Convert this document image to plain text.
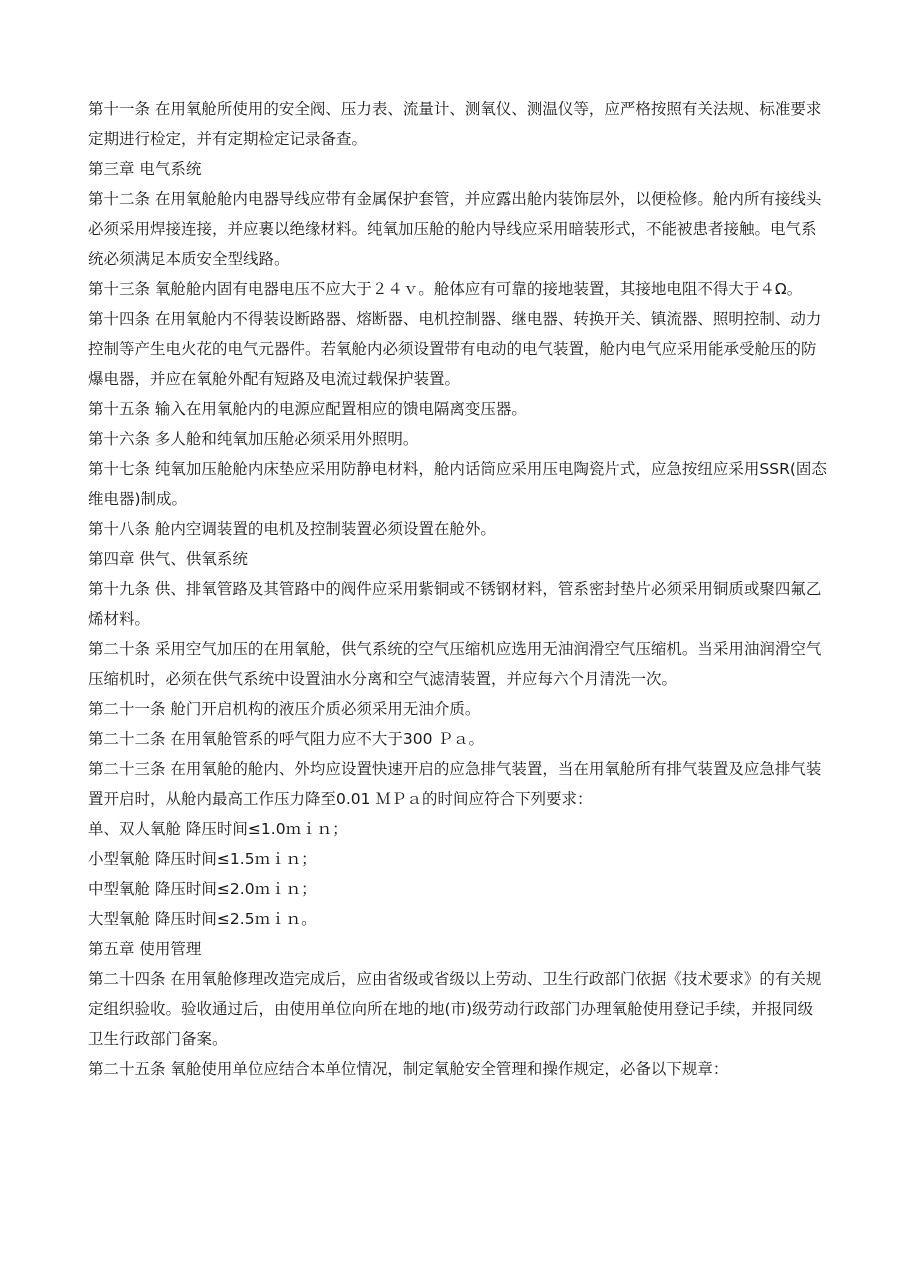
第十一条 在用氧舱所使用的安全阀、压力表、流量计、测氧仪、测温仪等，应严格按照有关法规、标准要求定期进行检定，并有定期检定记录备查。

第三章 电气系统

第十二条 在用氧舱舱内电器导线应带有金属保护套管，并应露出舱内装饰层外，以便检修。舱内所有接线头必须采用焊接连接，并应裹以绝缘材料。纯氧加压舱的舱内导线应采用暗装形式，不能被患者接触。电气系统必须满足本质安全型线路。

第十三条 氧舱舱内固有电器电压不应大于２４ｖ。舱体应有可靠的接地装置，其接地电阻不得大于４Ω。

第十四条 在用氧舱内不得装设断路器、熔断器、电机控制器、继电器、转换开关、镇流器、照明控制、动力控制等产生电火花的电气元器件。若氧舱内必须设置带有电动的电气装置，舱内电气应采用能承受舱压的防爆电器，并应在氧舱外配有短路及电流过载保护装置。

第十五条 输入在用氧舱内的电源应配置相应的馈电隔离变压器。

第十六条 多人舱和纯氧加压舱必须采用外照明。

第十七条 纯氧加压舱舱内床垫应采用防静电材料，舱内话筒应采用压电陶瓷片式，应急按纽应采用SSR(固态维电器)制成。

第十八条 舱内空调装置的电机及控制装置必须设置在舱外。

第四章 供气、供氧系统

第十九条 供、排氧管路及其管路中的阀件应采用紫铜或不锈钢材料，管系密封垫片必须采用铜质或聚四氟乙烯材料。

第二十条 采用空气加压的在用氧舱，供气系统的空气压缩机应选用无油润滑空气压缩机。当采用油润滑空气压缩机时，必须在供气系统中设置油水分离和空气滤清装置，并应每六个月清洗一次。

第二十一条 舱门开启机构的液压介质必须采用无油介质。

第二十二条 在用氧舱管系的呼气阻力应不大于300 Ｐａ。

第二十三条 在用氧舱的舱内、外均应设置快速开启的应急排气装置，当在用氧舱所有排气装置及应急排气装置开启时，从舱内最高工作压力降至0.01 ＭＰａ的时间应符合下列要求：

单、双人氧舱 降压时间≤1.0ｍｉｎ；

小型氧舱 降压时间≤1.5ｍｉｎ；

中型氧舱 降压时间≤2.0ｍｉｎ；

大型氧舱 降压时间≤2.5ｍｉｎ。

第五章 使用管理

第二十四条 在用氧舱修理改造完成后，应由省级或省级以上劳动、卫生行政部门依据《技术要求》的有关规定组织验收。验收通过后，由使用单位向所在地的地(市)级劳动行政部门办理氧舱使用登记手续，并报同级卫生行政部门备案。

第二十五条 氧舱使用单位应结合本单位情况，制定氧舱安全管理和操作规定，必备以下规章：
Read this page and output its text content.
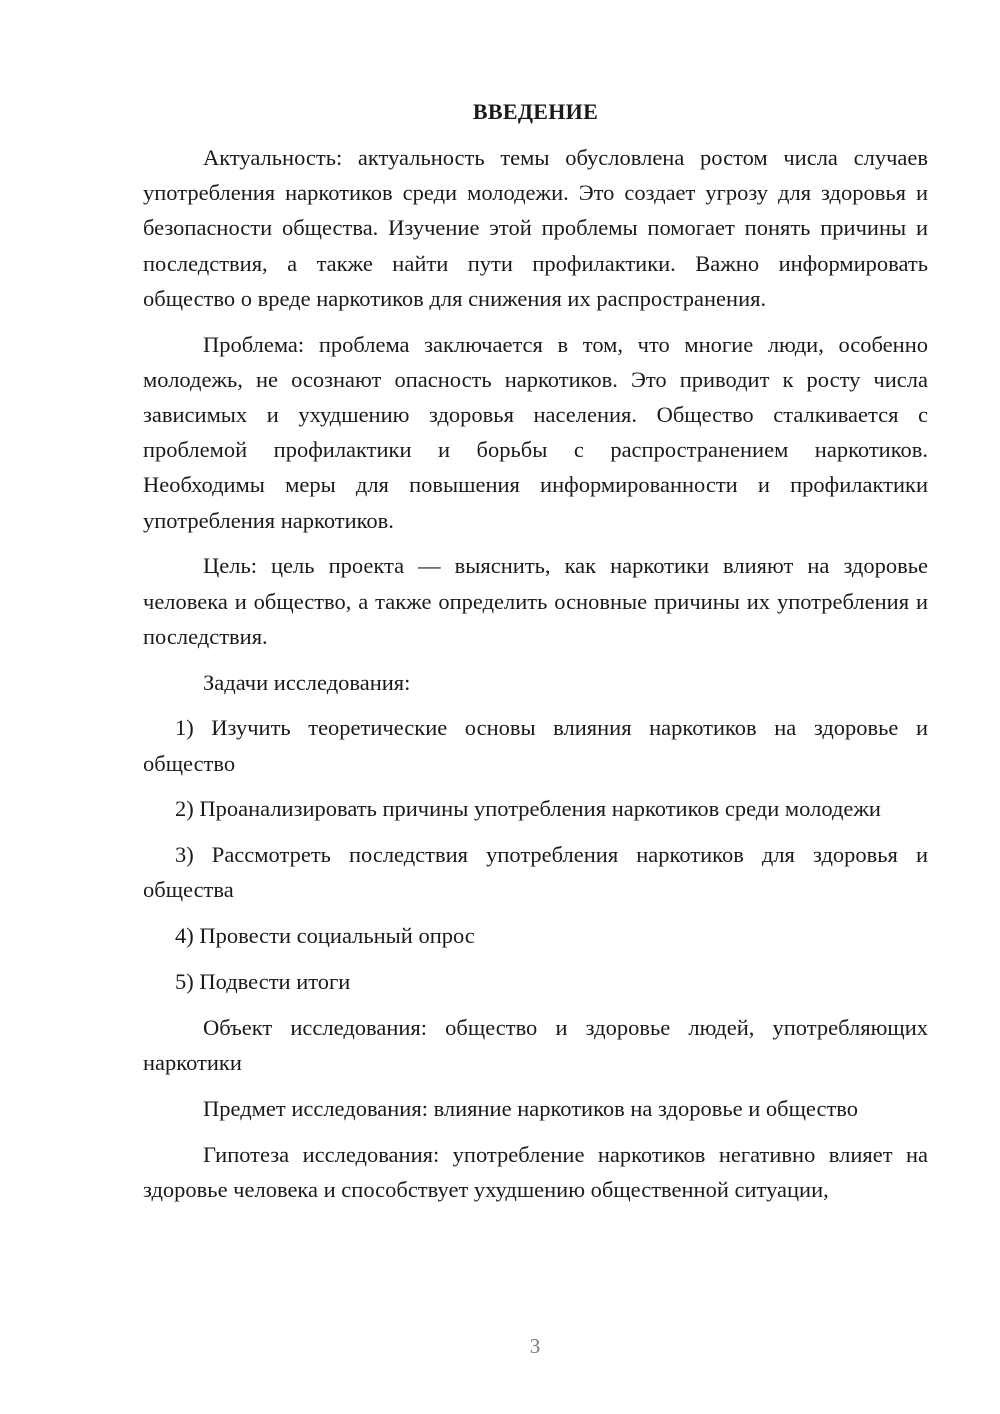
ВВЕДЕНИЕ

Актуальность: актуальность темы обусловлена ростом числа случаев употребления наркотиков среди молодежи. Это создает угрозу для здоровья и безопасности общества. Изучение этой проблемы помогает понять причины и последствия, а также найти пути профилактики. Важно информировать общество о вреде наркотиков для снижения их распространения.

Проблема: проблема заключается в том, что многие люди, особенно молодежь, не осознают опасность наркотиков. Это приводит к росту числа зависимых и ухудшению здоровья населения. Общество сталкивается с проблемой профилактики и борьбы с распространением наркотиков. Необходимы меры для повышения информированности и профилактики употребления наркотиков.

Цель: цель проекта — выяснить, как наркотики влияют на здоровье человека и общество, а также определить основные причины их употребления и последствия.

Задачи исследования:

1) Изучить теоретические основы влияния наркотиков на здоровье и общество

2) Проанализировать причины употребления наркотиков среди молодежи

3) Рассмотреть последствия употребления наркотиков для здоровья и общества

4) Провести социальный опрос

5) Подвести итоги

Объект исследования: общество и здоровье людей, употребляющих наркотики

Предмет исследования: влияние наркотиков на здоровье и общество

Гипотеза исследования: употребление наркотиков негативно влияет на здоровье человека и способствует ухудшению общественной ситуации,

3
= = = = = = =
* GOAL
Return only the number of lines in the data above that include the word "исследования".

* FINAL RESULT
4